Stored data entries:
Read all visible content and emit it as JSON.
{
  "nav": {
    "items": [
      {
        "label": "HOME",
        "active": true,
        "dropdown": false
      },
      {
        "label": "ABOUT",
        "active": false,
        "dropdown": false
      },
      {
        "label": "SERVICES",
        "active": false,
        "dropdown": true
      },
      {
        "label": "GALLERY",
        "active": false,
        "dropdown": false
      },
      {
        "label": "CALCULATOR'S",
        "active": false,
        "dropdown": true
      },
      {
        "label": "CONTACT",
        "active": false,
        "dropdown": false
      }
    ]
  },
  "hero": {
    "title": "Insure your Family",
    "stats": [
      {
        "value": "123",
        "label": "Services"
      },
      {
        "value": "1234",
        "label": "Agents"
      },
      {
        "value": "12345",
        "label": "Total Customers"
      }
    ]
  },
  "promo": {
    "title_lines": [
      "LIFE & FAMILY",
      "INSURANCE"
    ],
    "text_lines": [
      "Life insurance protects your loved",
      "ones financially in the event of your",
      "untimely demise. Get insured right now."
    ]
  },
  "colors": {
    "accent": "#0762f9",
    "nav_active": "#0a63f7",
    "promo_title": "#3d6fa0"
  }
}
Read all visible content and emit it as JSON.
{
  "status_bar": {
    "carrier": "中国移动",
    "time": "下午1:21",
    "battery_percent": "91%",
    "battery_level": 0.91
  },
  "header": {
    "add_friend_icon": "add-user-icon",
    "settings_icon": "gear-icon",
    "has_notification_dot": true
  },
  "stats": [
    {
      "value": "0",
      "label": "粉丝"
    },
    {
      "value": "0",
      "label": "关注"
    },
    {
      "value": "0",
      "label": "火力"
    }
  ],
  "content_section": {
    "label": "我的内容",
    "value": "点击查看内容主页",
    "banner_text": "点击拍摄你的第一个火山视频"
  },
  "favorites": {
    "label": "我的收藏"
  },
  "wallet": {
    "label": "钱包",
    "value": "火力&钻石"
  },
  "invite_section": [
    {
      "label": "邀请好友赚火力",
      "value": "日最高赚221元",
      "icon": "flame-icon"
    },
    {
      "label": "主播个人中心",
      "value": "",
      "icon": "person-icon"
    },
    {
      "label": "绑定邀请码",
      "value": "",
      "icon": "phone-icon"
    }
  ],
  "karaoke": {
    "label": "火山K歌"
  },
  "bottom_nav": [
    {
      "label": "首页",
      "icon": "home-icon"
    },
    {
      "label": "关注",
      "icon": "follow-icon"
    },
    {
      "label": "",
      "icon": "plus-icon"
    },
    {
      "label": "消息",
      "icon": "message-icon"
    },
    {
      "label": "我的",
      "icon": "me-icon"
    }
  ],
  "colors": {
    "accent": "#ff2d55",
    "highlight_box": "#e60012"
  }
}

• Your task
Search the entries for the word "icon" and gather every line where it appears.

• Answer
    "add_friend_icon": "add-user-icon",
    "settings_icon": "gear-icon",
      "icon": "flame-icon"
      "icon": "person-icon"
      "icon": "phone-icon"
      "icon": "home-icon"
      "icon": "follow-icon"
      "icon": "plus-icon"
      "icon": "message-icon"
      "icon": "me-icon"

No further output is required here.